=== DATASET EXTRACT ===
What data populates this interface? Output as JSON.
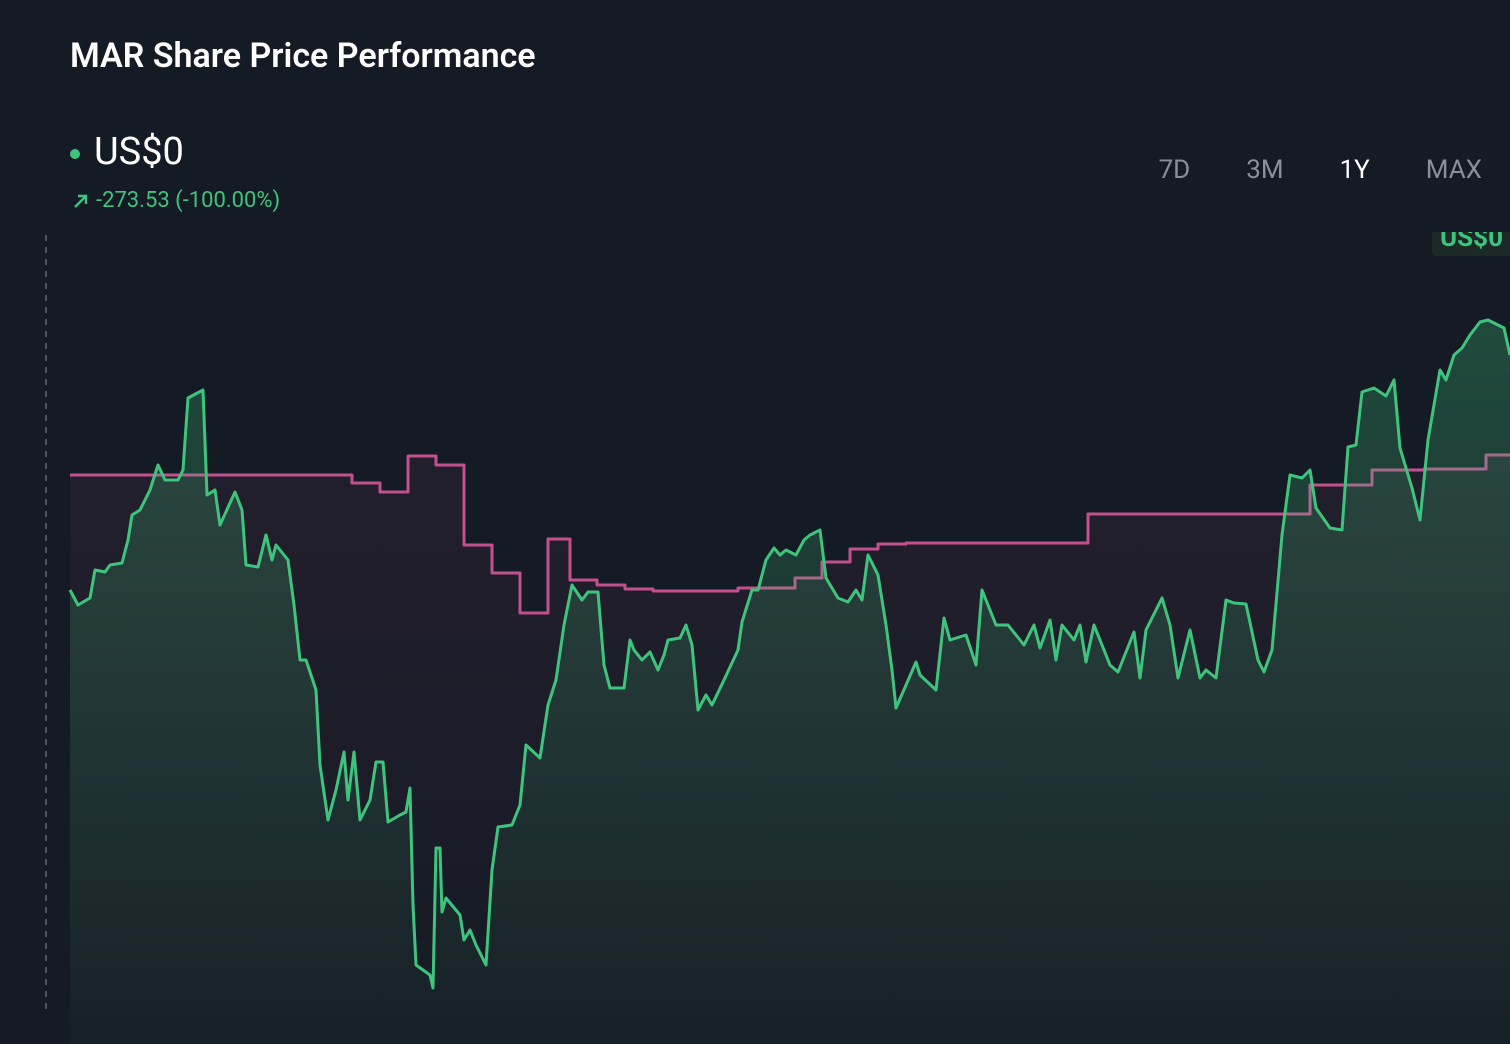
{
  "header": {
    "title": "MAR Share Price Performance",
    "price": "US$0",
    "change": "-273.53 (-100.00%)"
  },
  "range_buttons": [
    "7D",
    "3M",
    "1Y",
    "MAX"
  ],
  "active_range": "1Y",
  "chart_data": {
    "type": "line",
    "xlim": [
      0,
      1440
    ],
    "ylim": [
      0,
      775
    ],
    "end_label": "US$0",
    "series": [
      {
        "color": "#3ec47c",
        "x": [
          0,
          8,
          20,
          25,
          35,
          40,
          52,
          58,
          62,
          70,
          80,
          88,
          95,
          108,
          113,
          118,
          133,
          137,
          145,
          150,
          165,
          172,
          176,
          188,
          196,
          202,
          206,
          218,
          224,
          230,
          236,
          246,
          250,
          258,
          266,
          274,
          278,
          284,
          290,
          300,
          306,
          313,
          318,
          330,
          336,
          340,
          343,
          346,
          360,
          363,
          366,
          370,
          372,
          376,
          390,
          394,
          400,
          406,
          416,
          422,
          428,
          442,
          450,
          456,
          470,
          478,
          486,
          494,
          502,
          512,
          518,
          528,
          534,
          540,
          554,
          560,
          564,
          572,
          580,
          588,
          594,
          598,
          610,
          616,
          622,
          628,
          636,
          642,
          654,
          668,
          672,
          682,
          688,
          696,
          704,
          710,
          716,
          726,
          734,
          740,
          750,
          756,
          768,
          778,
          786,
          792,
          798,
          808,
          816,
          822,
          826,
          836,
          846,
          850,
          866,
          874,
          880,
          896,
          906,
          912,
          926,
          938,
          954,
          964,
          970,
          980,
          986,
          992,
          1004,
          1010,
          1016,
          1024,
          1040,
          1048,
          1064,
          1070,
          1076,
          1092,
          1100,
          1108,
          1120,
          1130,
          1136,
          1146,
          1156,
          1164,
          1176,
          1188,
          1194,
          1202,
          1212,
          1220,
          1232,
          1240,
          1246,
          1260,
          1272,
          1278,
          1286,
          1292,
          1304,
          1316,
          1324,
          1330,
          1342,
          1350,
          1358,
          1370,
          1376,
          1384,
          1392,
          1400,
          1410,
          1418,
          1434,
          1440
        ],
        "values": [
          420,
          405,
          412,
          440,
          438,
          445,
          447,
          470,
          495,
          500,
          520,
          545,
          530,
          530,
          540,
          612,
          620,
          515,
          520,
          485,
          518,
          500,
          445,
          443,
          475,
          450,
          465,
          450,
          405,
          350,
          350,
          320,
          245,
          190,
          220,
          258,
          210,
          258,
          190,
          210,
          248,
          248,
          188,
          195,
          198,
          222,
          105,
          45,
          35,
          22,
          162,
          162,
          98,
          112,
          95,
          70,
          80,
          65,
          45,
          140,
          183,
          185,
          205,
          265,
          252,
          305,
          330,
          385,
          425,
          410,
          418,
          418,
          345,
          322,
          322,
          370,
          360,
          350,
          358,
          340,
          355,
          370,
          372,
          385,
          365,
          300,
          315,
          305,
          330,
          360,
          388,
          420,
          420,
          450,
          462,
          455,
          460,
          455,
          470,
          475,
          480,
          432,
          412,
          408,
          420,
          410,
          455,
          435,
          385,
          340,
          302,
          325,
          348,
          335,
          320,
          392,
          370,
          375,
          345,
          420,
          385,
          385,
          365,
          385,
          362,
          390,
          350,
          385,
          370,
          385,
          348,
          385,
          345,
          338,
          378,
          332,
          380,
          412,
          385,
          332,
          380,
          332,
          340,
          332,
          410,
          407,
          406,
          350,
          338,
          360,
          475,
          535,
          532,
          540,
          502,
          482,
          480,
          563,
          565,
          618,
          622,
          614,
          630,
          562,
          522,
          490,
          570,
          640,
          630,
          655,
          662,
          675,
          688,
          690,
          682,
          655
        ]
      },
      {
        "color": "#c2508f",
        "step": true,
        "x": [
          0,
          282,
          310,
          338,
          366,
          394,
          422,
          450,
          478,
          500,
          527,
          555,
          583,
          668,
          725,
          752,
          780,
          808,
          836,
          1018,
          1240,
          1302,
          1354,
          1416
        ],
        "values": [
          535,
          527,
          518,
          554,
          545,
          465,
          437,
          397,
          471,
          430,
          425,
          421,
          419,
          422,
          432,
          448,
          461,
          466,
          467,
          496,
          525,
          540,
          541,
          555
        ]
      }
    ]
  }
}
===
TASK>
Transcribe every entry word for word, but omit the pictures.

SOLUTION TO THIS EXERCISE>
What data populates this interface? Output as JSON.
{
  "header": {
    "title": "MAR Share Price Performance",
    "price": "US$0",
    "change": "-273.53 (-100.00%)"
  },
  "range_buttons": [
    "7D",
    "3M",
    "1Y",
    "MAX"
  ],
  "active_range": "1Y",
  "chart_data": {
    "type": "line",
    "xlim": [
      0,
      1440
    ],
    "ylim": [
      0,
      775
    ],
    "end_label": "US$0",
    "series": [
      {
        "color": "#3ec47c",
        "x": [
          0,
          8,
          20,
          25,
          35,
          40,
          52,
          58,
          62,
          70,
          80,
          88,
          95,
          108,
          113,
          118,
          133,
          137,
          145,
          150,
          165,
          172,
          176,
          188,
          196,
          202,
          206,
          218,
          224,
          230,
          236,
          246,
          250,
          258,
          266,
          274,
          278,
          284,
          290,
          300,
          306,
          313,
          318,
          330,
          336,
          340,
          343,
          346,
          360,
          363,
          366,
          370,
          372,
          376,
          390,
          394,
          400,
          406,
          416,
          422,
          428,
          442,
          450,
          456,
          470,
          478,
          486,
          494,
          502,
          512,
          518,
          528,
          534,
          540,
          554,
          560,
          564,
          572,
          580,
          588,
          594,
          598,
          610,
          616,
          622,
          628,
          636,
          642,
          654,
          668,
          672,
          682,
          688,
          696,
          704,
          710,
          716,
          726,
          734,
          740,
          750,
          756,
          768,
          778,
          786,
          792,
          798,
          808,
          816,
          822,
          826,
          836,
          846,
          850,
          866,
          874,
          880,
          896,
          906,
          912,
          926,
          938,
          954,
          964,
          970,
          980,
          986,
          992,
          1004,
          1010,
          1016,
          1024,
          1040,
          1048,
          1064,
          1070,
          1076,
          1092,
          1100,
          1108,
          1120,
          1130,
          1136,
          1146,
          1156,
          1164,
          1176,
          1188,
          1194,
          1202,
          1212,
          1220,
          1232,
          1240,
          1246,
          1260,
          1272,
          1278,
          1286,
          1292,
          1304,
          1316,
          1324,
          1330,
          1342,
          1350,
          1358,
          1370,
          1376,
          1384,
          1392,
          1400,
          1410,
          1418,
          1434,
          1440
        ],
        "values": [
          420,
          405,
          412,
          440,
          438,
          445,
          447,
          470,
          495,
          500,
          520,
          545,
          530,
          530,
          540,
          612,
          620,
          515,
          520,
          485,
          518,
          500,
          445,
          443,
          475,
          450,
          465,
          450,
          405,
          350,
          350,
          320,
          245,
          190,
          220,
          258,
          210,
          258,
          190,
          210,
          248,
          248,
          188,
          195,
          198,
          222,
          105,
          45,
          35,
          22,
          162,
          162,
          98,
          112,
          95,
          70,
          80,
          65,
          45,
          140,
          183,
          185,
          205,
          265,
          252,
          305,
          330,
          385,
          425,
          410,
          418,
          418,
          345,
          322,
          322,
          370,
          360,
          350,
          358,
          340,
          355,
          370,
          372,
          385,
          365,
          300,
          315,
          305,
          330,
          360,
          388,
          420,
          420,
          450,
          462,
          455,
          460,
          455,
          470,
          475,
          480,
          432,
          412,
          408,
          420,
          410,
          455,
          435,
          385,
          340,
          302,
          325,
          348,
          335,
          320,
          392,
          370,
          375,
          345,
          420,
          385,
          385,
          365,
          385,
          362,
          390,
          350,
          385,
          370,
          385,
          348,
          385,
          345,
          338,
          378,
          332,
          380,
          412,
          385,
          332,
          380,
          332,
          340,
          332,
          410,
          407,
          406,
          350,
          338,
          360,
          475,
          535,
          532,
          540,
          502,
          482,
          480,
          563,
          565,
          618,
          622,
          614,
          630,
          562,
          522,
          490,
          570,
          640,
          630,
          655,
          662,
          675,
          688,
          690,
          682,
          655
        ]
      },
      {
        "color": "#c2508f",
        "step": true,
        "x": [
          0,
          282,
          310,
          338,
          366,
          394,
          422,
          450,
          478,
          500,
          527,
          555,
          583,
          668,
          725,
          752,
          780,
          808,
          836,
          1018,
          1240,
          1302,
          1354,
          1416
        ],
        "values": [
          535,
          527,
          518,
          554,
          545,
          465,
          437,
          397,
          471,
          430,
          425,
          421,
          419,
          422,
          432,
          448,
          461,
          466,
          467,
          496,
          525,
          540,
          541,
          555
        ]
      }
    ]
  }
}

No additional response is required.